## PAGE EXCERPT
Metal-Free Diastereo- and Enantioselective Dearomative Formal [3 + 2] Cycloaddition of 2-Nitrobenzofurans and Isocyanoacetate Esters.

The diastereo- and enantioselective dearomative formal [3 + 2] cycloaddition of 2-nitrobenzofurans and α-aryl-α-isocyanoacetate esters provides tricyclic compounds bearing the 3a,8b-dihydro-1H-benzofuro[2,3-c]pyrrole framework with three consecutive stereogenic centers. The reaction was enabled by a cupreine-ether organocatalyst. The reaction products were obtained with almost full diastereoselectivity and with excellent enantiomeric excesses for a number of substituted 2-nitrobenzofurans and isocyanoacetates.

The asymmetric dearomatization of arenes and heteroarenes has become a powerful tool for accessing chiral structures from simple, easily available planar scaffolds.[1] Many of these reactions involve electron-poor aromatic aza-heterocycles such as pyridines, pyrimidines, and their benzo-fused analogues as an approach toward the synthesis of chiral six-membered nonaromatic aza-heterocycles.[2] Dearomatization of these compounds usually involves the participation of species with a positive nitrogen that are obtained through either protonation or N-alkylation. In contrast, the asymmetric dearomatization of five-membered heterocycles normally has exploited the nucleophilic character of these electron-rich heterocycles. Nevertheless, installing proper electron-withdrawing substituents on the heteroarenes can reverse them into electron-deficient compounds, thus serving as electrophiles for Umpolung-like reactions.[3]

Following this strategy, electron-deficient nitroheteroarenes have been successfully used as dienophiles and dipolarophiles in cycloaddition reactions, which are normally initiated by Michael addition followed by intramolecular trapping of the anion by an electrophilic group. Pioneering work by Arai[4] and Trost[5] showed the potential of 3-nitroindoles as dipolarophiles in catalytic asymmetric dearomative formal [3 + 2] cycloaddition reactions. Since then, 2- and 3-nitroindoles[6] and related nitroarenes[7] have been disclosed as dipolarophiles in cycloaddition reactions with a variety of formal dipoles to provide a great variety of polycyclic structures containing multiple stereogenic centers. Among these, dearomatization of 2-nitrobenzofurans lead to compounds containing a chiral 2,3-dihydrobenzofuran scaffold, which is an important pharmacophore present in biologically active natural products and pharmaceuticals.[8] Despite these precedents, dearomative cycloaddition reactions with 2-nitrobenzofurans remain rare, and only a reduced number of them have been developed.[6b,6e,9]

On the other hand, α-isocyano esters stand as useful and versatile formal 1,3-dipoles. The high α-acidity together with the electrophilic ability of the isocyano group allows isocyano esters to undergo tandem/cascade reactions with electrophilic unsaturated systems, leading to a variety of five-membered aza-heterocycles.[10] These formal [3 + 2] cycloaddition reactions normally involve nucleophilic addition of the α-enolate followed by intramolecular attack of the resulting anion to the empty orbital of the isocyano group. Despite some success in the application of this strategy, there is still a considerable interest in developing new cycloaddition reactions involving isocyanoacetate esters as formal dipoles to access a diversity of novel structures.

## SET OF TASKS
1: Answer these from the article on the dearomative cycloaddition:
(a) What enabled the reaction?
(b) Whose pioneering work showed that 3-nitroindoles could serve as dipolarophiles?
(c) What scaffold do compounds made by dearomatizing 2-nitrobenzofurans contain?
2: Reproduce the stretch of the article from "Metal-Free Diastereo- and" through "2-nitrobenzofurans and isocyanoacetates.".
The items below have nothing to do with the article.

## GIVEN RECORDS
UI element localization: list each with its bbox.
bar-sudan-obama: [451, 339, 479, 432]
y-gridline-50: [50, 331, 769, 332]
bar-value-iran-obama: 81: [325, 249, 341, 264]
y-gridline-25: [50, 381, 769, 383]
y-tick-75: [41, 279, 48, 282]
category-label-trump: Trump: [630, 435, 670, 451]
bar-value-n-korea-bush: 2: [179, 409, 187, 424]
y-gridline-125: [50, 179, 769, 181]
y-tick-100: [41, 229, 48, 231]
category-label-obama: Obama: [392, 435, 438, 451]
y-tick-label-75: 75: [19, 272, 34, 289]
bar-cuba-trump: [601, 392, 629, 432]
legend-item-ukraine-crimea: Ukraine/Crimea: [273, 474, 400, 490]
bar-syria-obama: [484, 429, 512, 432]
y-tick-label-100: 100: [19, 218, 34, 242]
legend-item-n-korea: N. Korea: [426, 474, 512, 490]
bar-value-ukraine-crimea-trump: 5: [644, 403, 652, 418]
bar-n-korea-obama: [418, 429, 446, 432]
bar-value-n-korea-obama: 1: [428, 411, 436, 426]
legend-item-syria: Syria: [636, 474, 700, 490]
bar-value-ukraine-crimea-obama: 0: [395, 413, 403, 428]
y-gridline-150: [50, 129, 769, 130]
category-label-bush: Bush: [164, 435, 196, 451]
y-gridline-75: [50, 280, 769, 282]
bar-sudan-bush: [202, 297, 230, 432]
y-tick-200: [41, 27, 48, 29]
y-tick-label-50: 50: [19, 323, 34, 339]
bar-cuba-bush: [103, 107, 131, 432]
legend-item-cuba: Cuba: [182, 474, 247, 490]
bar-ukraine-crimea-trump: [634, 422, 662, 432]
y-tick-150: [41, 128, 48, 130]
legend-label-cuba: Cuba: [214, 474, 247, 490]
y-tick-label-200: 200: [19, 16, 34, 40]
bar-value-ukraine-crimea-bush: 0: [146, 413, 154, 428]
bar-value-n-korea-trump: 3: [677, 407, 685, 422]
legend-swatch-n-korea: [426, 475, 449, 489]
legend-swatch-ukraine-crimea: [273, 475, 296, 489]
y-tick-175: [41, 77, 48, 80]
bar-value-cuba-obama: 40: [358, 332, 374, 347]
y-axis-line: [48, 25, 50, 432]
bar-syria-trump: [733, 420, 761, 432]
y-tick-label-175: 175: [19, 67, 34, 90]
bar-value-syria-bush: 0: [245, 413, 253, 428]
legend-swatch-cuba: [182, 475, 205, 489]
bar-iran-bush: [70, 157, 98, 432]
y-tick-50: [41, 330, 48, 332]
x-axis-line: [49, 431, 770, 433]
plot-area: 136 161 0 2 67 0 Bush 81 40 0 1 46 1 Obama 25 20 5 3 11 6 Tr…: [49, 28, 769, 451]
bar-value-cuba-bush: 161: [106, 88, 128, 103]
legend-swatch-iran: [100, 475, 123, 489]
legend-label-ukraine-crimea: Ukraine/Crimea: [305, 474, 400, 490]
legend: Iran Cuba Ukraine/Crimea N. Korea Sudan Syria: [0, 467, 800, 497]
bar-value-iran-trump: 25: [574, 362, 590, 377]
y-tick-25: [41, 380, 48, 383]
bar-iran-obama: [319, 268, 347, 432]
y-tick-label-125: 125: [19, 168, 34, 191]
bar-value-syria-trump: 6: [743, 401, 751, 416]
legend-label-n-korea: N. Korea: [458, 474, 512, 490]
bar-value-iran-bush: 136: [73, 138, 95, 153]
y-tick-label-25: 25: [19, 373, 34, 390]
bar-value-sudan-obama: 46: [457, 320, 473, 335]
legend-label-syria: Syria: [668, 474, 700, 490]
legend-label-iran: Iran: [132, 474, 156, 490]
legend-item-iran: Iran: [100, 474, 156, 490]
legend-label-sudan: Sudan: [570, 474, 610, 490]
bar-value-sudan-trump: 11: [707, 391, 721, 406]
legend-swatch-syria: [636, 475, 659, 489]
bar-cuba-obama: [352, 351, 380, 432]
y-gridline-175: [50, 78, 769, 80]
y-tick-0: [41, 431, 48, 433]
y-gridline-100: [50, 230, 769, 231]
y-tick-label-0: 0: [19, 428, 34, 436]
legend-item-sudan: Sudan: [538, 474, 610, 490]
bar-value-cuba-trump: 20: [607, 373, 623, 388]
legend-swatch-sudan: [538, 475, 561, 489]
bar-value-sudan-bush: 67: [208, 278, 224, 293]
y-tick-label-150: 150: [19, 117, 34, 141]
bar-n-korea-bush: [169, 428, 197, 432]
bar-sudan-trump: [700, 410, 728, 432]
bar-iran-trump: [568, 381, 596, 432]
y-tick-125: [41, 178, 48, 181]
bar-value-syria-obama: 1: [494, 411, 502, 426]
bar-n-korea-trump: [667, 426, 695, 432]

## ANSWERS FOR THE TASKS
1:
(a) A cupreine-ether organocatalyst.
(b) Arai and Trost.
(c) A chiral 2,3-dihydrobenzofuran scaffold.

2:
Metal-Free Diastereo- and Enantioselective Dearomative Formal [3 + 2] Cycloaddition of 2-Nitrobenzofurans and Isocyanoacetate Esters.

The diastereo- and enantioselective dearomative formal [3 + 2] cycloaddition of 2-nitrobenzofurans and α-aryl-α-isocyanoacetate esters provides tricyclic compounds bearing the 3a,8b-dihydro-1H-benzofuro[2,3-c]pyrrole framework with three consecutive stereogenic centers. The reaction was enabled by a cupreine-ether organocatalyst. The reaction products were obtained with almost full diastereoselectivity and with excellent enantiomeric excesses for a number of substituted 2-nitrobenzofurans and isocyanoacetates.